• **THE PROBLEM**: Select the lines of the records containing the word "Peninjau" and list them.

[Data excerpts]
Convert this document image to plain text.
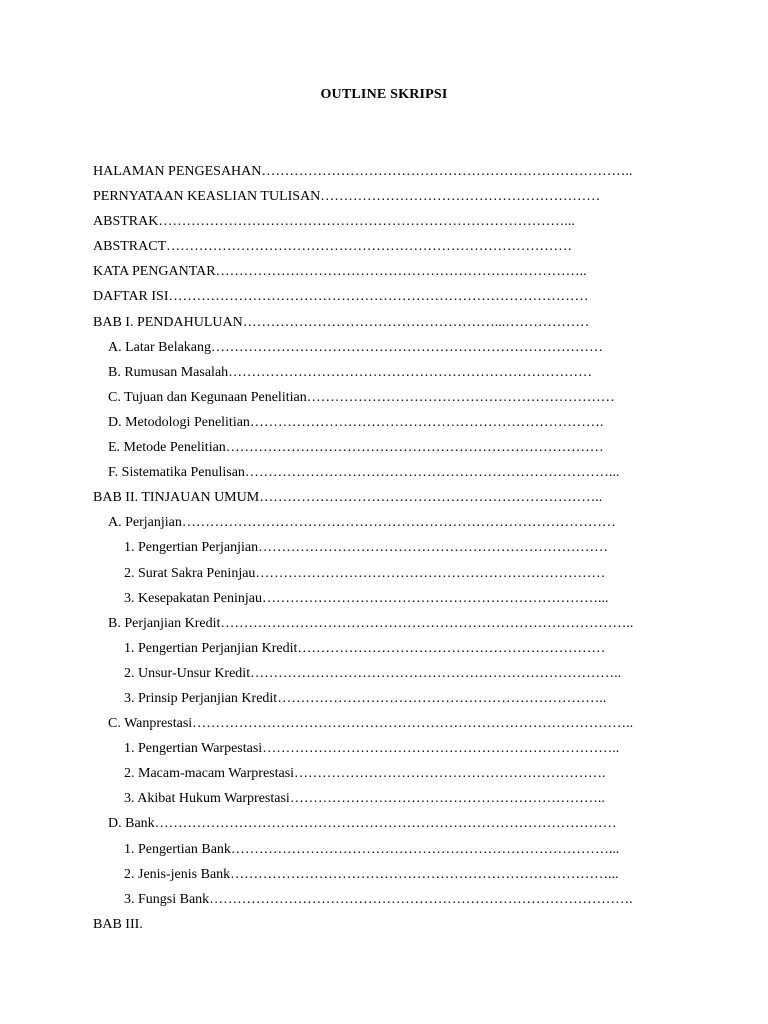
OUTLINE SKRIPSI
HALAMAN PENGESAHAN……………………………………………………………………..
PERNYATAAN KEASLIAN TULISAN……………………………………………………
ABSTRAK……………………………………………………………………………...
ABSTRACT……………………………………………………………………………
KATA PENGANTAR……………………………………………………………………..
DAFTAR ISI………………………………………………………………………………
BAB I. PENDAHULUAN………………………………………………...………………
A. Latar Belakang…………………………………………………………………………
B. Rumusan Masalah……………………………………………………………………
C. Tujuan dan Kegunaan Penelitian…………………………………………………………
D. Metodologi Penelitian………………………………………………………………….
E. Metode Penelitian………………………………………………………………………
F. Sistematika Penulisan……………………………………………………………………...
BAB II. TINJAUAN UMUM………………………………………………………………..
A. Perjanjian…………………………………………………………………………………
1. Pengertian Perjanjian…………………………………………………………………
2. Surat Sakra Peninjau…………………………………………………………………
3. Kesepakatan Peninjau………………………………………………………………...
B. Perjanjian Kredit……………………………………………………………………………..
1. Pengertian Perjanjian Kredit…………………………………………………………
2. Unsur-Unsur Kredit……………………………………………………………………..
3. Prinsip Perjanjian Kredit……………………………………………………………..
C. Wanprestasi…………………………………………………………………………………..
1. Pengertian Warpestasi…………………………………………………………………..
2. Macam-macam Warprestasi………………………………………………………….
3. Akibat Hukum Warprestasi…………………………………………………………..
D. Bank………………………………………………………………………………………
1. Pengertian Bank………………………………………………………………………...
2. Jenis-jenis Bank………………………………………………………………………...
3. Fungsi Bank……………………………………………………………………………….
BAB III.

• **SOLUTION TO THE PROBLEM**:
2. Surat Sakra Peninjau…………………………………………………………………
3. Kesepakatan Peninjau………………………………………………………………...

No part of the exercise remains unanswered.